Items listed in a dataset:
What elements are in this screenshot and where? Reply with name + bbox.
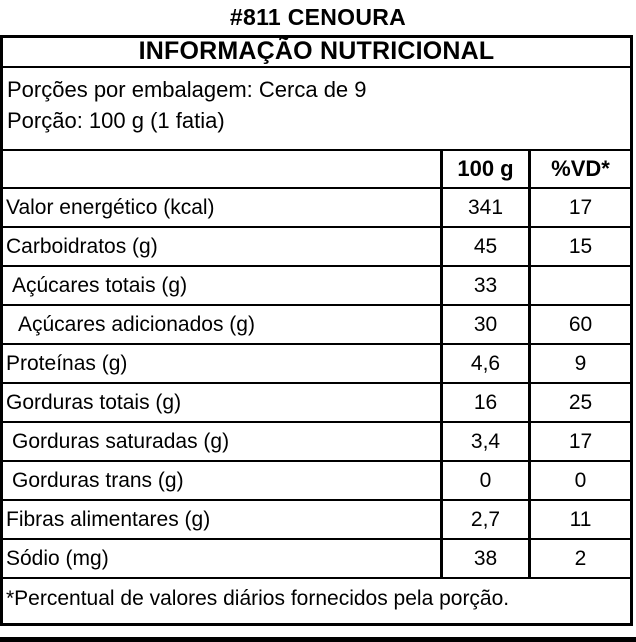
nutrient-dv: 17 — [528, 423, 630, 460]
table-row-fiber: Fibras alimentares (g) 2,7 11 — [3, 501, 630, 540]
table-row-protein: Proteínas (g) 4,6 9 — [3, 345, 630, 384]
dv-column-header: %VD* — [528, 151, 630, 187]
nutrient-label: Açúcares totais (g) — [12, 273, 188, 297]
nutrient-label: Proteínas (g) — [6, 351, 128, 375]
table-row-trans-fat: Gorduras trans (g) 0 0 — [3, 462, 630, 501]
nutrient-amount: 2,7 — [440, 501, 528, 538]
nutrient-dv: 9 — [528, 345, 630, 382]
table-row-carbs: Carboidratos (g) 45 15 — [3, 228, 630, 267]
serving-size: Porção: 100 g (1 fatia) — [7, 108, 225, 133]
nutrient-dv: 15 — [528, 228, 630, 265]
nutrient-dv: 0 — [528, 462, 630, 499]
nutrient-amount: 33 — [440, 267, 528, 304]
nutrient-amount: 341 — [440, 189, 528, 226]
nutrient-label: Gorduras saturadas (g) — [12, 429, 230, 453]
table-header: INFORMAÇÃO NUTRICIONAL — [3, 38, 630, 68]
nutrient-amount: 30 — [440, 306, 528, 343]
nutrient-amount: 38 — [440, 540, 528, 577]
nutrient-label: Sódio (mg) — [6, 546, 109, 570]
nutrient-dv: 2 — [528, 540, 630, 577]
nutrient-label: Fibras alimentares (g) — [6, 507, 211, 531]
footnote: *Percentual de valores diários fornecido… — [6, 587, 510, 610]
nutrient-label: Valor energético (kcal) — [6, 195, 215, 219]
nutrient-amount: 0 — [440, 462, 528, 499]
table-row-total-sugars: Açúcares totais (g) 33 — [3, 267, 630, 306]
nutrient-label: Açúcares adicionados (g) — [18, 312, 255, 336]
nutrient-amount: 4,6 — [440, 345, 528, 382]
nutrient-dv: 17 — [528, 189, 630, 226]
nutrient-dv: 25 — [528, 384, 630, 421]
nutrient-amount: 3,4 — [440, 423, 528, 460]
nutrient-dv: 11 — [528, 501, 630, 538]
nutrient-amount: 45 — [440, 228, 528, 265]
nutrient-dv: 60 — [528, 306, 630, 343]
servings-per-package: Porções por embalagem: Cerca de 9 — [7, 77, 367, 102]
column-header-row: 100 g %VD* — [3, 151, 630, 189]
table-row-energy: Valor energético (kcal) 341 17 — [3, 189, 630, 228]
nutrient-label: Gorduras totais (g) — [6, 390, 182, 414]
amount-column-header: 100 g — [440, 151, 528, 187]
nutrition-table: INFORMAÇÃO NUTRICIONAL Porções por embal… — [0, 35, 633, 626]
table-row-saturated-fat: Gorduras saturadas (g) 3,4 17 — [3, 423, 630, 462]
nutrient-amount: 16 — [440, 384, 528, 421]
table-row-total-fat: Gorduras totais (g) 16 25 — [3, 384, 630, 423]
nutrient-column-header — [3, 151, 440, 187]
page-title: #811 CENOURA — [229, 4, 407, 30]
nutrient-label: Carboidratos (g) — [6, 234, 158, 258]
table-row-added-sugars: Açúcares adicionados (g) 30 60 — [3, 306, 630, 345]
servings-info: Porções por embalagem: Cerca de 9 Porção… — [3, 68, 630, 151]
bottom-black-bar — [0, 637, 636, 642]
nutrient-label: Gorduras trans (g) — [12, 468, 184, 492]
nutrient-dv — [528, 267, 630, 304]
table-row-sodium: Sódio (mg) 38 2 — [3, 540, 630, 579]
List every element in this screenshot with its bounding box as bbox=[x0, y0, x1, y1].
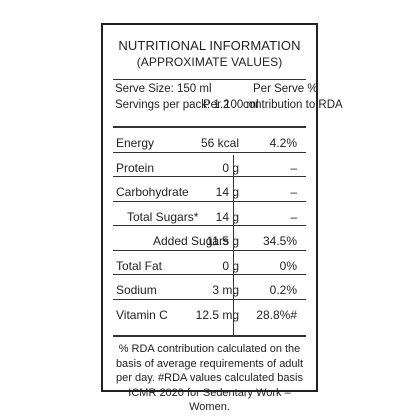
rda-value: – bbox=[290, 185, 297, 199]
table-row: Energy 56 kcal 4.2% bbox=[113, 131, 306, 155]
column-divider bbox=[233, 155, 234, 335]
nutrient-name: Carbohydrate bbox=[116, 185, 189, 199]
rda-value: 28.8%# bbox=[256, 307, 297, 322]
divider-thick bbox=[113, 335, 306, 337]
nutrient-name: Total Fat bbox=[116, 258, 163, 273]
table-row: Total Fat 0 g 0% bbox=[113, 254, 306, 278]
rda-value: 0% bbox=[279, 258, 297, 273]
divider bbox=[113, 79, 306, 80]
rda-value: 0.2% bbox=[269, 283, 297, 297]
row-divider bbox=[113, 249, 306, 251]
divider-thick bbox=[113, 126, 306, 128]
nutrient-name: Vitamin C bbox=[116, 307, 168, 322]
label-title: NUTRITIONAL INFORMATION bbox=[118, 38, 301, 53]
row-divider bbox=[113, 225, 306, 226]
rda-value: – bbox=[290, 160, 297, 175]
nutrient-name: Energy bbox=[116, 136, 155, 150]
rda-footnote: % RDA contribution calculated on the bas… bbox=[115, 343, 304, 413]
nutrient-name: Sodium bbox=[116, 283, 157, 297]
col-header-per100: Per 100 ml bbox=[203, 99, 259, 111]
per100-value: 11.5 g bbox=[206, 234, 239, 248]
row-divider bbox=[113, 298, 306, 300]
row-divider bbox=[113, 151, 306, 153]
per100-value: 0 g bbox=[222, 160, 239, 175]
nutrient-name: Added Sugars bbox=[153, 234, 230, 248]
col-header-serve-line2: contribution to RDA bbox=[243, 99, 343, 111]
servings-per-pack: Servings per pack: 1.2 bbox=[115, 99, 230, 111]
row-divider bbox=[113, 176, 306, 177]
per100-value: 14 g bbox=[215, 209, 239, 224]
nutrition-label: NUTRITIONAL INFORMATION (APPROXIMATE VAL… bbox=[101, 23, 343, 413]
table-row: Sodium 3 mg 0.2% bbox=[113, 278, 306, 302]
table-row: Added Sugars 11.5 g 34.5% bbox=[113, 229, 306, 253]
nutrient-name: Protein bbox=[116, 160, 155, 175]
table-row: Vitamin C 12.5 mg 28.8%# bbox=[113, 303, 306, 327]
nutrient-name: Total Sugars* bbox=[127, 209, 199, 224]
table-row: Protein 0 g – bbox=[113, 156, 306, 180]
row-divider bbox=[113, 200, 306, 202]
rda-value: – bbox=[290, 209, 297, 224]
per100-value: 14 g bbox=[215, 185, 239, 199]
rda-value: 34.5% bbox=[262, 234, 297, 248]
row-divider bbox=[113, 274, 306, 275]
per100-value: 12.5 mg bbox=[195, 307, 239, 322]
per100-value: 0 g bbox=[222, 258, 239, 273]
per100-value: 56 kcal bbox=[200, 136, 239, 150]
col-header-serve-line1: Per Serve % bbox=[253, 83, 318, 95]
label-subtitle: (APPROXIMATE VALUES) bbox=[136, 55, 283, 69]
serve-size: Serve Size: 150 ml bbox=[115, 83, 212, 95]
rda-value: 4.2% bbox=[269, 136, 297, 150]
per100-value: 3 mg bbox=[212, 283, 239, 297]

▶ Task: A faithful copy of all the data above is required, printed exactly and with no pictures.

▶ Answer for this exercise:
What elements are in this screenshot and where? Reply with name + bbox.
nutrient-dv: 17 — [528, 423, 630, 460]
table-row-fiber: Fibras alimentares (g) 2,7 11 — [3, 501, 630, 540]
table-row-protein: Proteínas (g) 4,6 9 — [3, 345, 630, 384]
dv-column-header: %VD* — [528, 151, 630, 187]
nutrient-label: Açúcares totais (g) — [12, 273, 188, 297]
nutrient-label: Proteínas (g) — [6, 351, 128, 375]
table-row-trans-fat: Gorduras trans (g) 0 0 — [3, 462, 630, 501]
nutrient-amount: 2,7 — [440, 501, 528, 538]
nutrient-dv: 9 — [528, 345, 630, 382]
table-row-carbs: Carboidratos (g) 45 15 — [3, 228, 630, 267]
serving-size: Porção: 100 g (1 fatia) — [7, 108, 225, 133]
nutrient-dv: 15 — [528, 228, 630, 265]
nutrient-dv: 0 — [528, 462, 630, 499]
nutrient-amount: 33 — [440, 267, 528, 304]
nutrient-amount: 341 — [440, 189, 528, 226]
nutrient-label: Gorduras saturadas (g) — [12, 429, 230, 453]
table-header: INFORMAÇÃO NUTRICIONAL — [3, 38, 630, 68]
nutrient-amount: 30 — [440, 306, 528, 343]
nutrient-amount: 38 — [440, 540, 528, 577]
nutrient-label: Sódio (mg) — [6, 546, 109, 570]
nutrient-dv: 2 — [528, 540, 630, 577]
nutrient-label: Fibras alimentares (g) — [6, 507, 211, 531]
footnote: *Percentual de valores diários fornecido… — [6, 587, 510, 610]
nutrient-label: Valor energético (kcal) — [6, 195, 215, 219]
nutrient-amount: 0 — [440, 462, 528, 499]
table-row-total-sugars: Açúcares totais (g) 33 — [3, 267, 630, 306]
nutrient-label: Açúcares adicionados (g) — [18, 312, 255, 336]
nutrient-amount: 4,6 — [440, 345, 528, 382]
nutrient-dv: 17 — [528, 189, 630, 226]
nutrient-dv: 25 — [528, 384, 630, 421]
nutrient-amount: 3,4 — [440, 423, 528, 460]
nutrient-dv: 11 — [528, 501, 630, 538]
nutrient-amount: 45 — [440, 228, 528, 265]
nutrient-dv: 60 — [528, 306, 630, 343]
servings-per-package: Porções por embalagem: Cerca de 9 — [7, 77, 367, 102]
column-header-row: 100 g %VD* — [3, 151, 630, 189]
table-row-energy: Valor energético (kcal) 341 17 — [3, 189, 630, 228]
nutrient-label: Gorduras totais (g) — [6, 390, 182, 414]
amount-column-header: 100 g — [440, 151, 528, 187]
nutrition-table: INFORMAÇÃO NUTRICIONAL Porções por embal… — [0, 35, 633, 626]
table-row-saturated-fat: Gorduras saturadas (g) 3,4 17 — [3, 423, 630, 462]
nutrient-amount: 16 — [440, 384, 528, 421]
table-row-total-fat: Gorduras totais (g) 16 25 — [3, 384, 630, 423]
nutrient-column-header — [3, 151, 440, 187]
page-title: #811 CENOURA — [229, 4, 407, 30]
nutrient-label: Carboidratos (g) — [6, 234, 158, 258]
table-row-added-sugars: Açúcares adicionados (g) 30 60 — [3, 306, 630, 345]
servings-info: Porções por embalagem: Cerca de 9 Porção… — [3, 68, 630, 151]
bottom-black-bar — [0, 637, 636, 642]
nutrient-label: Gorduras trans (g) — [12, 468, 184, 492]
nutrient-dv — [528, 267, 630, 304]
table-row-sodium: Sódio (mg) 38 2 — [3, 540, 630, 579]
List every element in this screenshot with its bounding box as bbox=[x0, y0, x1, y1].
rda-value: – bbox=[290, 185, 297, 199]
table-row: Energy 56 kcal 4.2% bbox=[113, 131, 306, 155]
column-divider bbox=[233, 155, 234, 335]
nutrient-name: Carbohydrate bbox=[116, 185, 189, 199]
rda-value: 28.8%# bbox=[256, 307, 297, 322]
divider-thick bbox=[113, 335, 306, 337]
nutrient-name: Total Fat bbox=[116, 258, 163, 273]
table-row: Total Fat 0 g 0% bbox=[113, 254, 306, 278]
rda-value: 0% bbox=[279, 258, 297, 273]
divider bbox=[113, 79, 306, 80]
rda-value: 0.2% bbox=[269, 283, 297, 297]
row-divider bbox=[113, 249, 306, 251]
divider-thick bbox=[113, 126, 306, 128]
nutrient-name: Vitamin C bbox=[116, 307, 168, 322]
label-title: NUTRITIONAL INFORMATION bbox=[118, 38, 301, 53]
row-divider bbox=[113, 225, 306, 226]
rda-value: – bbox=[290, 160, 297, 175]
nutrient-name: Energy bbox=[116, 136, 155, 150]
rda-footnote: % RDA contribution calculated on the bas… bbox=[115, 343, 304, 413]
nutrient-name: Sodium bbox=[116, 283, 157, 297]
col-header-per100: Per 100 ml bbox=[203, 99, 259, 111]
per100-value: 11.5 g bbox=[206, 234, 239, 248]
row-divider bbox=[113, 298, 306, 300]
row-divider bbox=[113, 151, 306, 153]
per100-value: 0 g bbox=[222, 160, 239, 175]
nutrient-name: Added Sugars bbox=[153, 234, 230, 248]
col-header-serve-line2: contribution to RDA bbox=[243, 99, 343, 111]
servings-per-pack: Servings per pack: 1.2 bbox=[115, 99, 230, 111]
row-divider bbox=[113, 176, 306, 177]
per100-value: 14 g bbox=[215, 209, 239, 224]
nutrition-label: NUTRITIONAL INFORMATION (APPROXIMATE VAL… bbox=[101, 23, 343, 413]
table-row: Sodium 3 mg 0.2% bbox=[113, 278, 306, 302]
table-row: Added Sugars 11.5 g 34.5% bbox=[113, 229, 306, 253]
nutrient-name: Protein bbox=[116, 160, 155, 175]
table-row: Vitamin C 12.5 mg 28.8%# bbox=[113, 303, 306, 327]
nutrient-name: Total Sugars* bbox=[127, 209, 199, 224]
table-row: Protein 0 g – bbox=[113, 156, 306, 180]
row-divider bbox=[113, 200, 306, 202]
rda-value: – bbox=[290, 209, 297, 224]
per100-value: 14 g bbox=[215, 185, 239, 199]
rda-value: 34.5% bbox=[262, 234, 297, 248]
row-divider bbox=[113, 274, 306, 275]
per100-value: 12.5 mg bbox=[195, 307, 239, 322]
per100-value: 0 g bbox=[222, 258, 239, 273]
per100-value: 56 kcal bbox=[200, 136, 239, 150]
col-header-serve-line1: Per Serve % bbox=[253, 83, 318, 95]
label-subtitle: (APPROXIMATE VALUES) bbox=[136, 55, 283, 69]
serve-size: Serve Size: 150 ml bbox=[115, 83, 212, 95]
rda-value: 4.2% bbox=[269, 136, 297, 150]
per100-value: 3 mg bbox=[212, 283, 239, 297]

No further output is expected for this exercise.